Your task is to print all of the data word for word.
# SUPPLIED RECORDS start
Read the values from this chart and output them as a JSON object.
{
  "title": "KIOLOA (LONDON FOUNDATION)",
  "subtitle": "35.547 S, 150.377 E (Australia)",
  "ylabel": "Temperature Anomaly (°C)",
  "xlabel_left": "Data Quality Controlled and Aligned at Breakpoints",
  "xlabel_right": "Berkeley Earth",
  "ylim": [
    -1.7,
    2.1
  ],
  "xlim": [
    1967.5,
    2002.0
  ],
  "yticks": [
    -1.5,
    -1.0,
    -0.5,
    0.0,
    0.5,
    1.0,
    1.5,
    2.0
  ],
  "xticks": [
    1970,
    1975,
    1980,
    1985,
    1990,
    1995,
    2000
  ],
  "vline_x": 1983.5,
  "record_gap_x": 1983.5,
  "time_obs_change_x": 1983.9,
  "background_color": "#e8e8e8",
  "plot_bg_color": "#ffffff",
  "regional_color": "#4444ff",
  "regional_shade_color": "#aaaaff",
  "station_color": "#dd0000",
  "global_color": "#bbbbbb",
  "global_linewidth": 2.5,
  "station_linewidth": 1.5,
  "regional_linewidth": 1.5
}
# SUPPLIED RECORDS end
=== TASK OUTPUT ===
Read the values from this chart and output them as a JSON object.
{
  "title": "KIOLOA (LONDON FOUNDATION)",
  "subtitle": "35.547 S, 150.377 E (Australia)",
  "ylabel": "Temperature Anomaly (°C)",
  "xlabel_left": "Data Quality Controlled and Aligned at Breakpoints",
  "xlabel_right": "Berkeley Earth",
  "ylim": [
    -1.7,
    2.1
  ],
  "xlim": [
    1967.5,
    2002.0
  ],
  "yticks": [
    -1.5,
    -1.0,
    -0.5,
    0.0,
    0.5,
    1.0,
    1.5,
    2.0
  ],
  "xticks": [
    1970,
    1975,
    1980,
    1985,
    1990,
    1995,
    2000
  ],
  "vline_x": 1983.5,
  "record_gap_x": 1983.5,
  "time_obs_change_x": 1983.9,
  "background_color": "#e8e8e8",
  "plot_bg_color": "#ffffff",
  "regional_color": "#4444ff",
  "regional_shade_color": "#aaaaff",
  "station_color": "#dd0000",
  "global_color": "#bbbbbb",
  "global_linewidth": 2.5,
  "station_linewidth": 1.5,
  "regional_linewidth": 1.5
}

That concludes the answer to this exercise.